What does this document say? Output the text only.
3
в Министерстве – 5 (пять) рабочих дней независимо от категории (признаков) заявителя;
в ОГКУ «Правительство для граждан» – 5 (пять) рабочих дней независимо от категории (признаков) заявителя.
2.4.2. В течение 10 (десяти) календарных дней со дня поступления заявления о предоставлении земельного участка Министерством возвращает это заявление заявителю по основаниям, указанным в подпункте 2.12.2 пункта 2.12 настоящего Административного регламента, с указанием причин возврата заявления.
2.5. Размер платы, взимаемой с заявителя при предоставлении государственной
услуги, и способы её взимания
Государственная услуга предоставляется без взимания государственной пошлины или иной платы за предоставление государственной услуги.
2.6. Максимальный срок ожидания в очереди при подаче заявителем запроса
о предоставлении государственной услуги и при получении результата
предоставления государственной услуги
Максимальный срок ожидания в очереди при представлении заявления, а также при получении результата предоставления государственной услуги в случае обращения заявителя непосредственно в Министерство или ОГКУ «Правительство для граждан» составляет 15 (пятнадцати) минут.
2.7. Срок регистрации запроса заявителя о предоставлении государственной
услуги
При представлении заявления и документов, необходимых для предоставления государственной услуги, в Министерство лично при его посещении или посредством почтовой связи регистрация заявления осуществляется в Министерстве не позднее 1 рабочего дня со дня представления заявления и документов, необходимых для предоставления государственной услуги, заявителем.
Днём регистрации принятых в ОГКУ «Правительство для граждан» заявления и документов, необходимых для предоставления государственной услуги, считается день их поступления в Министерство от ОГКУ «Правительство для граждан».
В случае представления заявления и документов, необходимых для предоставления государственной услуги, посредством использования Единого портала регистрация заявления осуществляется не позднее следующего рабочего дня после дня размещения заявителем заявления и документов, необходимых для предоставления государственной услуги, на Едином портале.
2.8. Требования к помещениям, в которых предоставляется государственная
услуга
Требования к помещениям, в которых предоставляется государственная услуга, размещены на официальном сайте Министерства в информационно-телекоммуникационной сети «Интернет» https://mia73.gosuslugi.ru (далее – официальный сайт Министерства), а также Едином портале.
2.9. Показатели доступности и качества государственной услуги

· · · · ·

Task brief: Keep only those lines of the records that hold "ОГКУ", and return them.

Result of the exercise:
в ОГКУ «Правительство для граждан» – 5 (пять) рабочих дней независимо от категории (признаков) заявителя.
Максимальный срок ожидания в очереди при представлении заявления, а также при получении результата предоставления государственной услуги в случае обращения заявителя непосредственно в Министерство или ОГКУ «Правительство для граждан» составляет 15 (пятнадцати) минут.
Днём регистрации принятых в ОГКУ «Правительство для граждан» заявления и документов, необходимых для предоставления государственной услуги, считается день их поступления в Министерство от ОГКУ «Правительство для граждан».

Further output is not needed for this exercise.